The Department of Social Development (DSD) of South Africa is a government department responsible for providing social development, protection, and welfare services to the public. Previously called the Department of Welfare, it was renamed in July 2000. The current Minister of Social Development is Lindiwe Zulu.

The first Department was established in 1937, to regulate and subsidise existing private, non-governmental welfare services, while providing some additional services. The 1997 White Paper for Social Welfare noted that post-Apartheid South Africa had inherited social welfare programmes which were “not considered to be critical social investment priorities and were under-resourced”.

The Department "endeavours to create a better life for the poor, vulnerable and excluded people in society". It is tasked with reducing poverty, promoting social integration, and creating conditions for sustainable livelihoods. The Department also conducts research that develops the social indicators necessary for programme implementation and public accountability.

South African Social Security Agency 

The South African Social Security Agency (SASSA) is a national agency of the government created in April 2005 in order to distribute social grants on behalf of the Department of Social Development.

» Given records
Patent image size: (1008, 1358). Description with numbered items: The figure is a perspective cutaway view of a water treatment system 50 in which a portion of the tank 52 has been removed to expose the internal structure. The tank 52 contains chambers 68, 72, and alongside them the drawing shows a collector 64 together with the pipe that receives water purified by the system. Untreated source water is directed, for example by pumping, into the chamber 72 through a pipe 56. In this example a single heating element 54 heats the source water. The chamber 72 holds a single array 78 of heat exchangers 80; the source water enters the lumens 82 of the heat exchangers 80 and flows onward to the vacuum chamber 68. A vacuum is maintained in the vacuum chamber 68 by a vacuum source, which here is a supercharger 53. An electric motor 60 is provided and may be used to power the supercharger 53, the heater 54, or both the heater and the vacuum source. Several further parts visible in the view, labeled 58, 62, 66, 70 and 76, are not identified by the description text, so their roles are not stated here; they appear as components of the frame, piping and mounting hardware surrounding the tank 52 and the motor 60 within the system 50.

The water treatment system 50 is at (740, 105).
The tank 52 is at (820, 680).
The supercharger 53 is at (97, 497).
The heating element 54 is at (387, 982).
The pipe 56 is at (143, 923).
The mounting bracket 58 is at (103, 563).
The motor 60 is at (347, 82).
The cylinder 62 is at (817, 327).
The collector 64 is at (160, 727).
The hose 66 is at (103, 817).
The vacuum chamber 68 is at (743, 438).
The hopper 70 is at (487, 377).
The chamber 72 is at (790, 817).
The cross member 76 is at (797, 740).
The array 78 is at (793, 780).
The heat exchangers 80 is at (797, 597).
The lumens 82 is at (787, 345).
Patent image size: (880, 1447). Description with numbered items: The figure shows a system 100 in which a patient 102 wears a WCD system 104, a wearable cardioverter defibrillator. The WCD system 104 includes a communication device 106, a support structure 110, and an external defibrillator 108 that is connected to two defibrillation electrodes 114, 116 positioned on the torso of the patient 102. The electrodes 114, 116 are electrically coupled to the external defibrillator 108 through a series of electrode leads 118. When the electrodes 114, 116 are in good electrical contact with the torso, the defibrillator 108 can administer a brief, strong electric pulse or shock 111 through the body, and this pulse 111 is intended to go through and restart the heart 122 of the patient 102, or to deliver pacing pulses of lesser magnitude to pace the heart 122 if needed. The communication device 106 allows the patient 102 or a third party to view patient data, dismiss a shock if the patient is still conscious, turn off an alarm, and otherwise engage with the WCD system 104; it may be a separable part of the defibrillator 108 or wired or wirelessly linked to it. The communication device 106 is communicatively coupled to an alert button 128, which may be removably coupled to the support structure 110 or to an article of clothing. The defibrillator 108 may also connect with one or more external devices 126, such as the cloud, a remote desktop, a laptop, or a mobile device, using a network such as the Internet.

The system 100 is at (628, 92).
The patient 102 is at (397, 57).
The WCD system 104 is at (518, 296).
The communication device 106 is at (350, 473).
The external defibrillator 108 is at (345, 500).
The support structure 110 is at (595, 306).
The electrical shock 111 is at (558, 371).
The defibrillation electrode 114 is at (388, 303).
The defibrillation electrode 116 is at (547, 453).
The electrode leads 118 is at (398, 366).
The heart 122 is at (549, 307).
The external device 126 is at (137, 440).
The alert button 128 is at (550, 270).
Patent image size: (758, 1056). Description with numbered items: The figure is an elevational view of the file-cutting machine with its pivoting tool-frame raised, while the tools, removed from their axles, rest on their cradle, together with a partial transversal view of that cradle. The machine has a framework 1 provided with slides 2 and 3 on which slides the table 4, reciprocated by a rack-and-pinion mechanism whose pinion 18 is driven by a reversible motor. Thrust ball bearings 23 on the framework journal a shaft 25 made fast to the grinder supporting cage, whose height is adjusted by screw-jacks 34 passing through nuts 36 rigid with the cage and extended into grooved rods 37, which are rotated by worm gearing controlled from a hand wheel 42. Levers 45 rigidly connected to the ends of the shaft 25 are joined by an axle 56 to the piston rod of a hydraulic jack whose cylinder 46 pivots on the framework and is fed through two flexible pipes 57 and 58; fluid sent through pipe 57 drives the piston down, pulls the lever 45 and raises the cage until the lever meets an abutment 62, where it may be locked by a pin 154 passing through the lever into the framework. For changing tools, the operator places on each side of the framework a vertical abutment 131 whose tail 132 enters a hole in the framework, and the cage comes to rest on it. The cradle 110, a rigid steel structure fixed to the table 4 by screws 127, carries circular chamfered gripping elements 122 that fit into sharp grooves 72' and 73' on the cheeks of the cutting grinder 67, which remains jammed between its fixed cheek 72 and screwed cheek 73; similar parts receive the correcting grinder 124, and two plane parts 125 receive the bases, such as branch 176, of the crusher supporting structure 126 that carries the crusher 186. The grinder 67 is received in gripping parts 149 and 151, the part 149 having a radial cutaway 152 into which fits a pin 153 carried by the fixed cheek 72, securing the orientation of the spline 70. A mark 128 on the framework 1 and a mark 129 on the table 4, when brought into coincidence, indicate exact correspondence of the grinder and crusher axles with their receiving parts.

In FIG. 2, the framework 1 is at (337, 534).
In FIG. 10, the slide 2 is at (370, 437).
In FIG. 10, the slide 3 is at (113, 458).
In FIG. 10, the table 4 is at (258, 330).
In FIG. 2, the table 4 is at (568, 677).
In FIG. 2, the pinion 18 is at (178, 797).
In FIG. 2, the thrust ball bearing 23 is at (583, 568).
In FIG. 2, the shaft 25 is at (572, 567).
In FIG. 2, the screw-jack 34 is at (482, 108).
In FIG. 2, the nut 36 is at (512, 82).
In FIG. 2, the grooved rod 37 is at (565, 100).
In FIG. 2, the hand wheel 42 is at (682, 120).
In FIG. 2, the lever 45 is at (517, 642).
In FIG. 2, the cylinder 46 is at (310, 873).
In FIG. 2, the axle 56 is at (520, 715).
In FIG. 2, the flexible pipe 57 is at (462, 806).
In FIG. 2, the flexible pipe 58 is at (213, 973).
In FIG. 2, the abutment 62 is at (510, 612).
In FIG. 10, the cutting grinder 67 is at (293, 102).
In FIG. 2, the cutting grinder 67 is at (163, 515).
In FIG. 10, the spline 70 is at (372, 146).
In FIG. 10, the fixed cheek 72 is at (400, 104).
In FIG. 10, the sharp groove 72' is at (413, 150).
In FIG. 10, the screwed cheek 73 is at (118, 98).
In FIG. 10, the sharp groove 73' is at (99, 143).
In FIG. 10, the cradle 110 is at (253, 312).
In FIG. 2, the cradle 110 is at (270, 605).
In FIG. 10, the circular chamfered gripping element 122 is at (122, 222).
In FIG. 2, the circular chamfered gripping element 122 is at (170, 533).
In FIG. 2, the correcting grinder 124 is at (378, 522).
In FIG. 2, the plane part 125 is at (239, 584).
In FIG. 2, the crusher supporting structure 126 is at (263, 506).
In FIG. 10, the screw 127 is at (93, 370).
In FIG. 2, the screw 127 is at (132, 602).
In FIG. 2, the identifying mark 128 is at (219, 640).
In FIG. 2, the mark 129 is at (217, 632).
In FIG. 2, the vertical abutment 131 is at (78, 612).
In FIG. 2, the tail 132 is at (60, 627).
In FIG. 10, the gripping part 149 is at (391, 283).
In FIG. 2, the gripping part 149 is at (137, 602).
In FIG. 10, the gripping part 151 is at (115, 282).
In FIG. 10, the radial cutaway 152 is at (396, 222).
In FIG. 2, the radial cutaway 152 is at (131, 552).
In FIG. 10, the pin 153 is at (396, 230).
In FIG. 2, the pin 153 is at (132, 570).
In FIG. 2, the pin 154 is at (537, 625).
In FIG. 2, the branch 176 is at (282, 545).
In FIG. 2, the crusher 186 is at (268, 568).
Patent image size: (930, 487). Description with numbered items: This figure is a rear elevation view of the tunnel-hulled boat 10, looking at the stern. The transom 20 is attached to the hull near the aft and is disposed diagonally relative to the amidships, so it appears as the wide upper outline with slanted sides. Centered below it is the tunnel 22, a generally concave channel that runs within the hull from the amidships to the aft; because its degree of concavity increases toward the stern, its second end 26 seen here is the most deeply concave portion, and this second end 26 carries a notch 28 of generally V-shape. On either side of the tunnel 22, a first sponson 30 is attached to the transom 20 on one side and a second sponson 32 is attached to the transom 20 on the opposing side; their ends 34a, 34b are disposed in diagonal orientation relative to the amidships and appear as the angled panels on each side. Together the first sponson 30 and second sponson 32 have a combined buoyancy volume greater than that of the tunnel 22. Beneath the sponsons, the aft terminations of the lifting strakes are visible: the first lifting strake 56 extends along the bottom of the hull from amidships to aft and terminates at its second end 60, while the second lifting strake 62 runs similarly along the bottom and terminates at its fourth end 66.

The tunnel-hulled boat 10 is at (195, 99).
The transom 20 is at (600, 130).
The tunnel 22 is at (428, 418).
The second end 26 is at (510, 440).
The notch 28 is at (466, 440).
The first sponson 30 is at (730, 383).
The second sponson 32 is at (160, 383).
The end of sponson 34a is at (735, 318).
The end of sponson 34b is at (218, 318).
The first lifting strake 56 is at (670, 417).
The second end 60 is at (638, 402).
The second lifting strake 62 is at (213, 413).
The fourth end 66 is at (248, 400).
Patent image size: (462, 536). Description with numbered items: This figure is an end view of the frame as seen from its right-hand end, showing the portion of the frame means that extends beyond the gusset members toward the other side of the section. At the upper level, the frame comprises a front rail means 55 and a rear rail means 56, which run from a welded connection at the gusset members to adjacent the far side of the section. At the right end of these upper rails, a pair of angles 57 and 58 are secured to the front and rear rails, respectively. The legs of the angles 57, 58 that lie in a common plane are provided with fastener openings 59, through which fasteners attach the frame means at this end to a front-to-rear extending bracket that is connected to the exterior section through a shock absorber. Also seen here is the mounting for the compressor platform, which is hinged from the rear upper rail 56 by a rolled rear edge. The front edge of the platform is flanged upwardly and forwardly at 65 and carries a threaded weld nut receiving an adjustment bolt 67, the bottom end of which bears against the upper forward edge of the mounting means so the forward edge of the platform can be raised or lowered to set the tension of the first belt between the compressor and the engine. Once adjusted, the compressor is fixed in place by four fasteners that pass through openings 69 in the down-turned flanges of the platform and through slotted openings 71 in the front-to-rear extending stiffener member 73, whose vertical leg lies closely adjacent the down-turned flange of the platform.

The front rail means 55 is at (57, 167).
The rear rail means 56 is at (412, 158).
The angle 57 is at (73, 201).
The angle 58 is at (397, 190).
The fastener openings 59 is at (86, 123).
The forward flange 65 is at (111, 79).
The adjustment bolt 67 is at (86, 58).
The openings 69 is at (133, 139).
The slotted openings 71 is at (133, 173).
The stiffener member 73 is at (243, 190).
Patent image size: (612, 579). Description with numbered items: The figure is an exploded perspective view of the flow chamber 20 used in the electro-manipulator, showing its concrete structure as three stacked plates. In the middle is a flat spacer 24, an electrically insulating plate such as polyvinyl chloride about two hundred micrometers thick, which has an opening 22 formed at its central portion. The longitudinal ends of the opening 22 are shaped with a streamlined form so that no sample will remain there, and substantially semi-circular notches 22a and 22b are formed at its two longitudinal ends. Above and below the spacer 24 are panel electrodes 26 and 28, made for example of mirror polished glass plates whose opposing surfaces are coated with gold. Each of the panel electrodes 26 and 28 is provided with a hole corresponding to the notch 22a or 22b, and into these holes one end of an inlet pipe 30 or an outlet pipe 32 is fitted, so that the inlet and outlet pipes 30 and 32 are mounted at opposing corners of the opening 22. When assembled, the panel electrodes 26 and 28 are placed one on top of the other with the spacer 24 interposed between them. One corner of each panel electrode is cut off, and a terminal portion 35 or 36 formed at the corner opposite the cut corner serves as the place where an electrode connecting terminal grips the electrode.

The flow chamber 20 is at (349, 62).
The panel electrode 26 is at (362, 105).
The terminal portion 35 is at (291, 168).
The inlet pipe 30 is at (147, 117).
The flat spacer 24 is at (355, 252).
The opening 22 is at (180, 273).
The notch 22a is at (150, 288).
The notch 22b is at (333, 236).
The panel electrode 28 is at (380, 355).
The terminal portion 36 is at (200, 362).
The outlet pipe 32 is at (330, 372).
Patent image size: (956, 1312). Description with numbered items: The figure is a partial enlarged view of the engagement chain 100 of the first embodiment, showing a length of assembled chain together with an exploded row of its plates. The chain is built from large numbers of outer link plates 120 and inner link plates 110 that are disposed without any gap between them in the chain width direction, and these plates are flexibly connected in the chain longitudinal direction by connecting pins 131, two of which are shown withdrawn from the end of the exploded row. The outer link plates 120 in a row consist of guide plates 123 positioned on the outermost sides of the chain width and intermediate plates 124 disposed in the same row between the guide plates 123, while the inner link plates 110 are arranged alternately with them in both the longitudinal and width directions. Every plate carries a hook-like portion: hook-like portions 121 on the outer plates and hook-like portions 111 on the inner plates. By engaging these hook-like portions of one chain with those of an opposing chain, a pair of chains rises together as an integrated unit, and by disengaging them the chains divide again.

» Tasks to perform
a - Duplicate the passage on South Africa's Department of Social Development in full, word for word.
b - In the entries, set down everything from the line containing "Patent image size: (612, 579)." down to the line containing "The outlet pipe 32 is at (330, 372).", with both of those lines included, and nothing else.

» Solved tasks
a -
The Department of Social Development (DSD) of South Africa is a government department responsible for providing social development, protection, and welfare services to the public. Previously called the Department of Welfare, it was renamed in July 2000. The current Minister of Social Development is Lindiwe Zulu.

The first Department was established in 1937, to regulate and subsidise existing private, non-governmental welfare services, while providing some additional services. The 1997 White Paper for Social Welfare noted that post-Apartheid South Africa had inherited social welfare programmes which were “not considered to be critical social investment priorities and were under-resourced”.

The Department "endeavours to create a better life for the poor, vulnerable and excluded people in society". It is tasked with reducing poverty, promoting social integration, and creating conditions for sustainable livelihoods. The Department also conducts research that develops the social indicators necessary for programme implementation and public accountability.

South African Social Security Agency 

The South African Social Security Agency (SASSA) is a national agency of the government created in April 2005 in order to distribute social grants on behalf of the Department of Social Development.

b -
Patent image size: (612, 579). Description with numbered items: The figure is an exploded perspective view of the flow chamber 20 used in the electro-manipulator, showing its concrete structure as three stacked plates. In the middle is a flat spacer 24, an electrically insulating plate such as polyvinyl chloride about two hundred micrometers thick, which has an opening 22 formed at its central portion. The longitudinal ends of the opening 22 are shaped with a streamlined form so that no sample will remain there, and substantially semi-circular notches 22a and 22b are formed at its two longitudinal ends. Above and below the spacer 24 are panel electrodes 26 and 28, made for example of mirror polished glass plates whose opposing surfaces are coated with gold. Each of the panel electrodes 26 and 28 is provided with a hole corresponding to the notch 22a or 22b, and into these holes one end of an inlet pipe 30 or an outlet pipe 32 is fitted, so that the inlet and outlet pipes 30 and 32 are mounted at opposing corners of the opening 22. When assembled, the panel electrodes 26 and 28 are placed one on top of the other with the spacer 24 interposed between them. One corner of each panel electrode is cut off, and a terminal portion 35 or 36 formed at the corner opposite the cut corner serves as the place where an electrode connecting terminal grips the electrode.

The flow chamber 20 is at (349, 62).
The panel electrode 26 is at (362, 105).
The terminal portion 35 is at (291, 168).
The inlet pipe 30 is at (147, 117).
The flat spacer 24 is at (355, 252).
The opening 22 is at (180, 273).
The notch 22a is at (150, 288).
The notch 22b is at (333, 236).
The panel electrode 28 is at (380, 355).
The terminal portion 36 is at (200, 362).
The outlet pipe 32 is at (330, 372).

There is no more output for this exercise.